**Your objective:**
What follows is a set of records; restate each one word for word and drop the pictures.
BEGIN Record set
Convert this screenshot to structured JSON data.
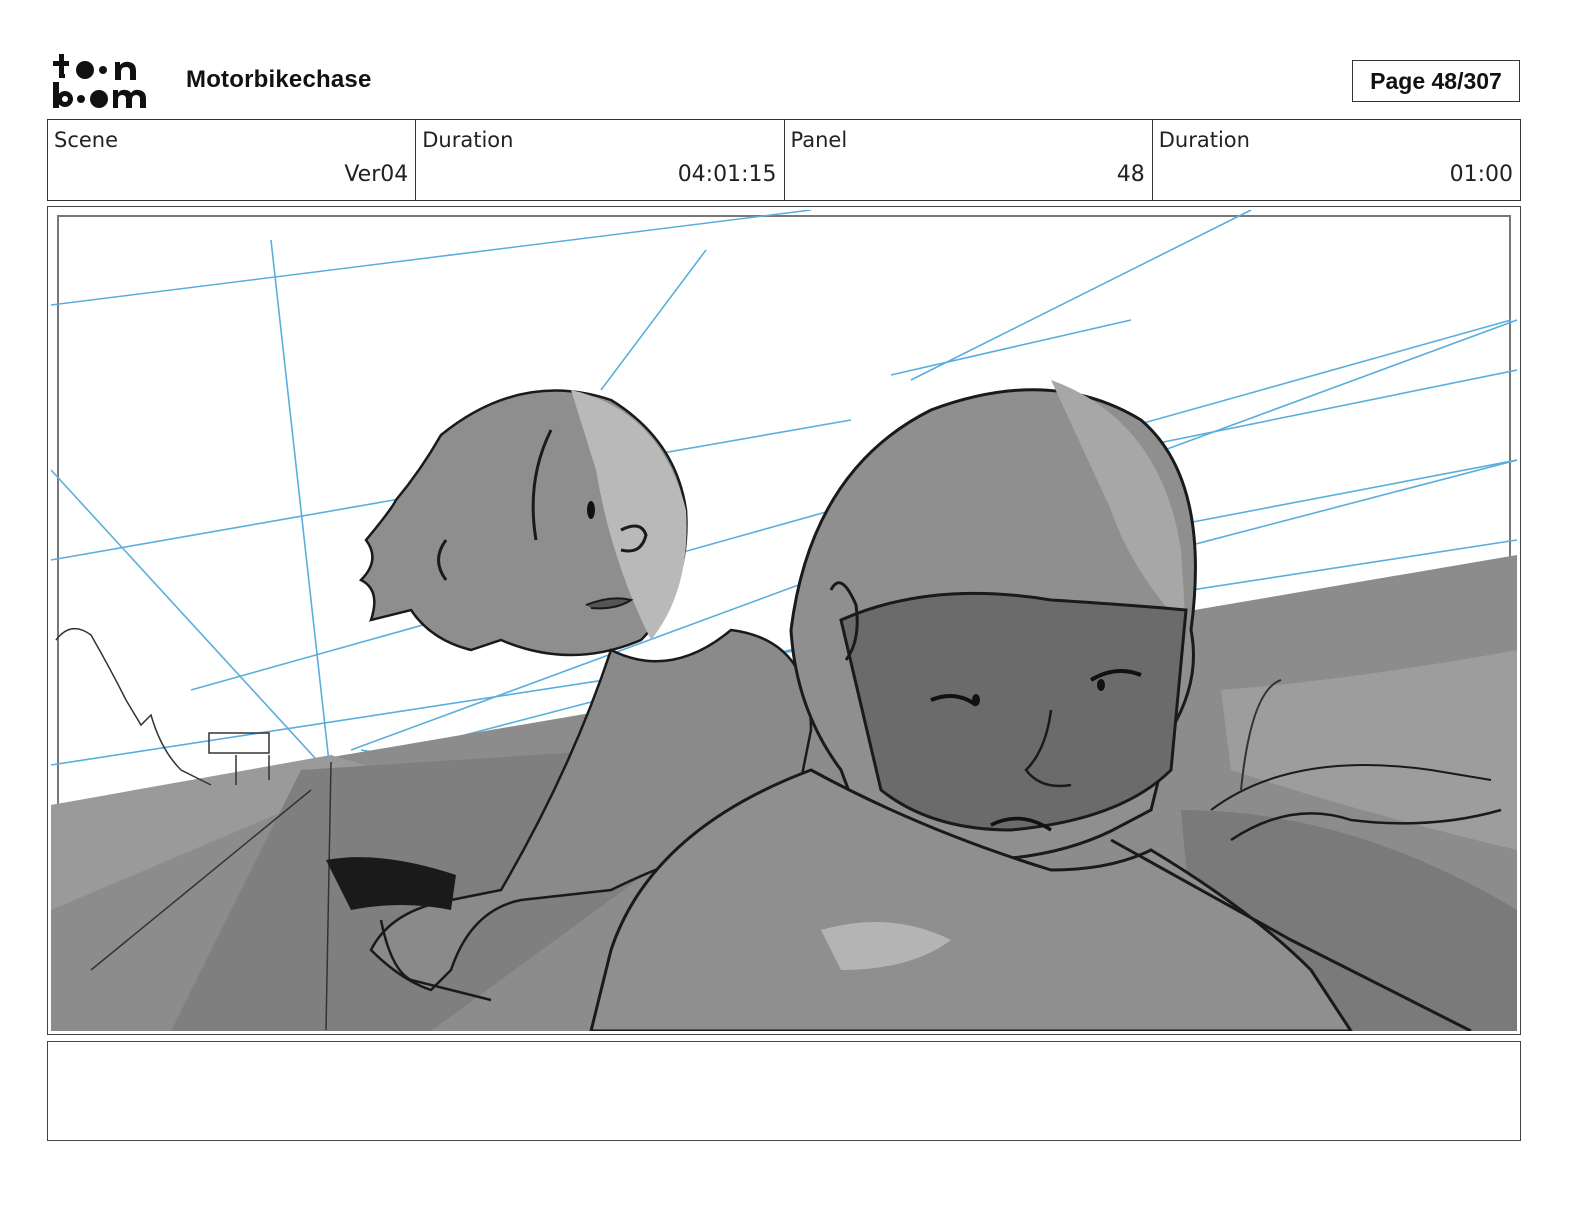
{
  "header": {
    "logo_text": "toon boom",
    "project_title": "Motorbikechase",
    "page_label": "Page 48/307"
  },
  "info": {
    "scene_label": "Scene",
    "scene_value": "Ver04",
    "scene_duration_label": "Duration",
    "scene_duration_value": "04:01:15",
    "panel_label": "Panel",
    "panel_value": "48",
    "panel_duration_label": "Duration",
    "panel_duration_value": "01:00"
  },
  "panel": {
    "image_subject": "storyboard sketch of a helmeted rider and a passenger on a motorbike"
  },
  "notes": {
    "text": ""
  },
  "colors": {
    "perspective_lines": "#5aaedc",
    "sketch_ink": "#1a1a1a",
    "tone_dark": "#6e6e6e",
    "tone_mid": "#8f8f8f",
    "tone_light": "#b7b7b7"
  }
}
END Record set
**Task result:**
Convert this screenshot to structured JSON data.
{
  "header": {
    "logo_text": "toon boom",
    "project_title": "Motorbikechase",
    "page_label": "Page 48/307"
  },
  "info": {
    "scene_label": "Scene",
    "scene_value": "Ver04",
    "scene_duration_label": "Duration",
    "scene_duration_value": "04:01:15",
    "panel_label": "Panel",
    "panel_value": "48",
    "panel_duration_label": "Duration",
    "panel_duration_value": "01:00"
  },
  "panel": {
    "image_subject": "storyboard sketch of a helmeted rider and a passenger on a motorbike"
  },
  "notes": {
    "text": ""
  },
  "colors": {
    "perspective_lines": "#5aaedc",
    "sketch_ink": "#1a1a1a",
    "tone_dark": "#6e6e6e",
    "tone_mid": "#8f8f8f",
    "tone_light": "#b7b7b7"
  }
}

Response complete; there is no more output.